■ **INFORMATION GIVEN**:

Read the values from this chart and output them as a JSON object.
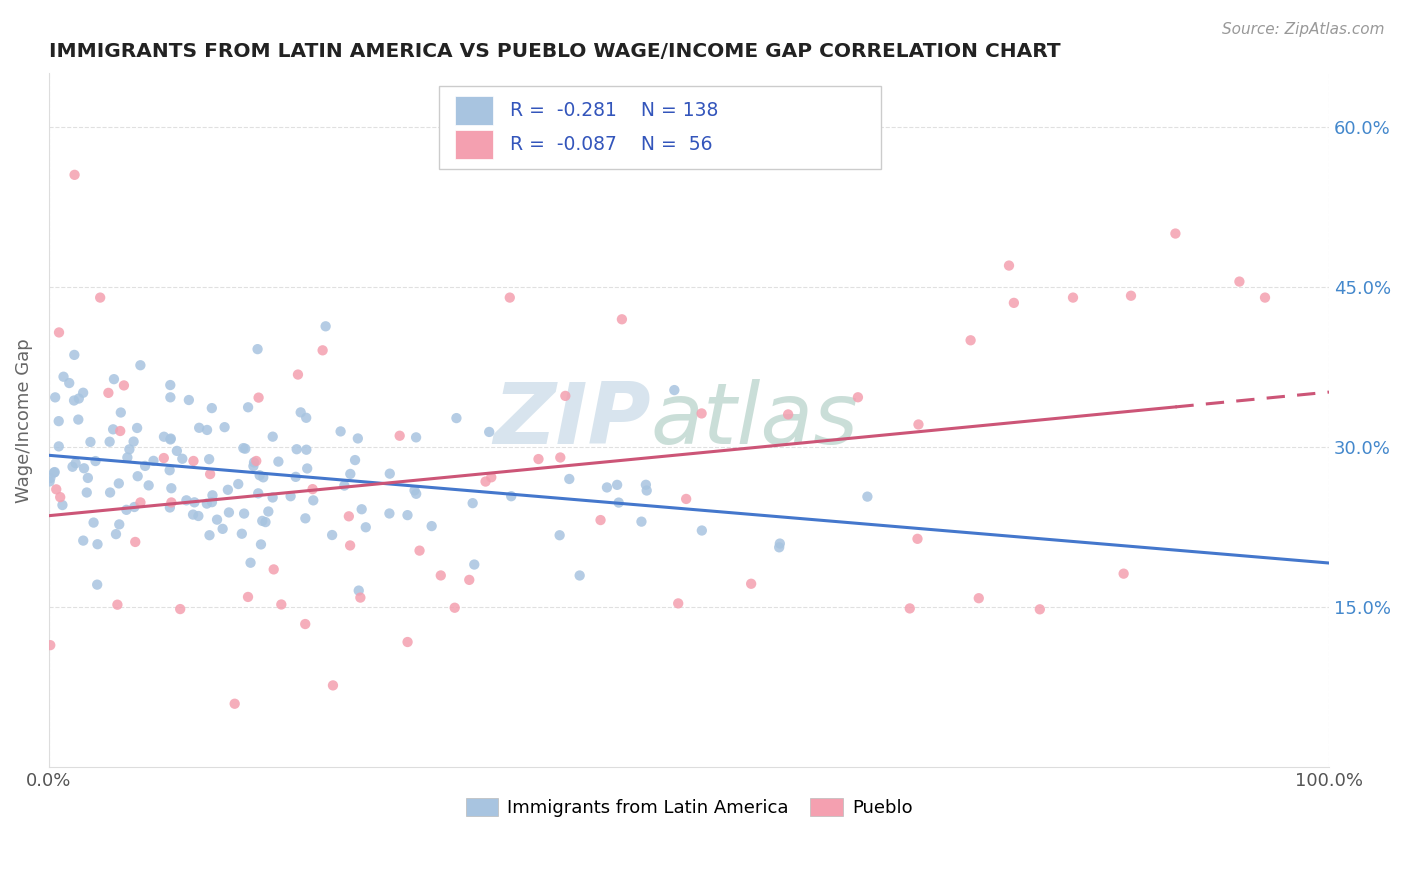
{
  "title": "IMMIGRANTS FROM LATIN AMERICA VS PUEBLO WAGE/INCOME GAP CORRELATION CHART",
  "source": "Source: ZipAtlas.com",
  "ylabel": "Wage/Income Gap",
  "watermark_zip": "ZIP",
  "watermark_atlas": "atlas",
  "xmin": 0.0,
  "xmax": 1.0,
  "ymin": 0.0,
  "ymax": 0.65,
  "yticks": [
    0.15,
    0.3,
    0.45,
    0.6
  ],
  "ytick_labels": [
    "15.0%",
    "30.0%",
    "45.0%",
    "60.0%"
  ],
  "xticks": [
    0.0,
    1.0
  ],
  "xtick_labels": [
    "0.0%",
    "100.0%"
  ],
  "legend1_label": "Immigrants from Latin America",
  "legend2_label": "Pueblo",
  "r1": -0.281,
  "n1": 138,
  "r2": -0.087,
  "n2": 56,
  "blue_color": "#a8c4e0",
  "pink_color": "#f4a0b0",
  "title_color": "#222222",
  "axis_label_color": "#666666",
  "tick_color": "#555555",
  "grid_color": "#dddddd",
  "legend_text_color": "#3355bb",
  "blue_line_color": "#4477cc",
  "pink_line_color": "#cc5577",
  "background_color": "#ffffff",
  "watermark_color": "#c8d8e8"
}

■ **PROBLEM REQUIREMENTS**:
Write out each entry exactly as given, but skip the pictures.

■ **FULL SOLUTION**:
Read the values from this chart and output them as a JSON object.
{
  "title": "IMMIGRANTS FROM LATIN AMERICA VS PUEBLO WAGE/INCOME GAP CORRELATION CHART",
  "source": "Source: ZipAtlas.com",
  "ylabel": "Wage/Income Gap",
  "watermark_zip": "ZIP",
  "watermark_atlas": "atlas",
  "xmin": 0.0,
  "xmax": 1.0,
  "ymin": 0.0,
  "ymax": 0.65,
  "yticks": [
    0.15,
    0.3,
    0.45,
    0.6
  ],
  "ytick_labels": [
    "15.0%",
    "30.0%",
    "45.0%",
    "60.0%"
  ],
  "xticks": [
    0.0,
    1.0
  ],
  "xtick_labels": [
    "0.0%",
    "100.0%"
  ],
  "legend1_label": "Immigrants from Latin America",
  "legend2_label": "Pueblo",
  "r1": -0.281,
  "n1": 138,
  "r2": -0.087,
  "n2": 56,
  "blue_color": "#a8c4e0",
  "pink_color": "#f4a0b0",
  "title_color": "#222222",
  "axis_label_color": "#666666",
  "tick_color": "#555555",
  "grid_color": "#dddddd",
  "legend_text_color": "#3355bb",
  "blue_line_color": "#4477cc",
  "pink_line_color": "#cc5577",
  "background_color": "#ffffff",
  "watermark_color": "#c8d8e8"
}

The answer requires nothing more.